## Provided records
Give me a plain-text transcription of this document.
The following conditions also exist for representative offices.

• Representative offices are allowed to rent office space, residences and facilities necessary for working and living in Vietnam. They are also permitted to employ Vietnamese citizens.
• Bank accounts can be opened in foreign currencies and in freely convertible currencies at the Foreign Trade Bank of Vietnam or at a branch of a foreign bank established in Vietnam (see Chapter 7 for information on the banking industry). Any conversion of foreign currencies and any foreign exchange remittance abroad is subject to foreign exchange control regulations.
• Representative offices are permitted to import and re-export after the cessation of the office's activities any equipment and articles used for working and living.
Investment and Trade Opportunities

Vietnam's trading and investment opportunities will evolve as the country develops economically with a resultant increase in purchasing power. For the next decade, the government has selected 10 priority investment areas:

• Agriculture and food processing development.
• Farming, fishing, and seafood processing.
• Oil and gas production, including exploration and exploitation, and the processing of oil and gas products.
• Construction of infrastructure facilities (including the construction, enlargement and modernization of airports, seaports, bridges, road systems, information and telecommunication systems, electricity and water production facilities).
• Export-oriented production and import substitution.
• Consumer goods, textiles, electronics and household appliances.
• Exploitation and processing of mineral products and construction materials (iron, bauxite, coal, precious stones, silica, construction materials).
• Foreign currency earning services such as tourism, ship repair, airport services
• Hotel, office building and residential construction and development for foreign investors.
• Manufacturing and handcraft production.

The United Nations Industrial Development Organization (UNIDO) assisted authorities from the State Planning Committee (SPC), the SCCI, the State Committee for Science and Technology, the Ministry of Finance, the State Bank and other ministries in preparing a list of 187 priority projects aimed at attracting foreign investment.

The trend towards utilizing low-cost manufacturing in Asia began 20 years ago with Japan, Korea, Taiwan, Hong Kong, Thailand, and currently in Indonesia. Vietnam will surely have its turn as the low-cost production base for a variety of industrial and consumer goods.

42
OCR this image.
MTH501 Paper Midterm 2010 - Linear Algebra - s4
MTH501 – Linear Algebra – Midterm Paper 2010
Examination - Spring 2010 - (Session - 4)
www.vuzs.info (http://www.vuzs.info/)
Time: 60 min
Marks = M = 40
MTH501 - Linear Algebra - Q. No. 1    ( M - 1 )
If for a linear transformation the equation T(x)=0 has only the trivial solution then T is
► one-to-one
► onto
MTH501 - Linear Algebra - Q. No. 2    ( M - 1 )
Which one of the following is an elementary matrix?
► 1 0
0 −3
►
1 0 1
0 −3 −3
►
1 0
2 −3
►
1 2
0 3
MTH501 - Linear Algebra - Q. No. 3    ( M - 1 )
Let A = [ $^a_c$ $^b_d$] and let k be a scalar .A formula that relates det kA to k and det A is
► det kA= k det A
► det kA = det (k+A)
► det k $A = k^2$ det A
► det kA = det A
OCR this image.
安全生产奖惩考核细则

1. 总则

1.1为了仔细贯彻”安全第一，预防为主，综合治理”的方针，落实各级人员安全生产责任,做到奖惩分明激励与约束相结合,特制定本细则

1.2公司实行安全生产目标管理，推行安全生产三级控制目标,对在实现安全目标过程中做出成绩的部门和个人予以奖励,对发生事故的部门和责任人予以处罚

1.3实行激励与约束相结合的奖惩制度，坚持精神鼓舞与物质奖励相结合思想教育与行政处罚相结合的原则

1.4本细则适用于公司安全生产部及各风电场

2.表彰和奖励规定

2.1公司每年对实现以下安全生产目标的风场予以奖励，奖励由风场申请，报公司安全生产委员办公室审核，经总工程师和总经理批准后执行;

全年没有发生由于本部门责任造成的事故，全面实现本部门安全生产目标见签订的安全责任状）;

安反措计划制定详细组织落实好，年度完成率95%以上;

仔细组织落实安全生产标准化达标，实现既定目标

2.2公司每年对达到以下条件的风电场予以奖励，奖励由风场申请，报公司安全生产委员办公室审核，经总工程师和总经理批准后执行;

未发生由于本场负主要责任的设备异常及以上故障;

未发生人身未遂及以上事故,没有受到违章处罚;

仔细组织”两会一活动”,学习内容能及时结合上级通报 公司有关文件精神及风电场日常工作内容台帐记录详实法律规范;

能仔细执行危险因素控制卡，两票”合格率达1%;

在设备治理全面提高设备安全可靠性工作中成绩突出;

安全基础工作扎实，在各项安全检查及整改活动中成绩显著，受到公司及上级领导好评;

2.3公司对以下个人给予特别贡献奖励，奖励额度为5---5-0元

## Instruction
Pull out all lines of the data with the string "following".

## The answer
The following conditions also exist for representative offices.
Which one of the following is an elementary matrix?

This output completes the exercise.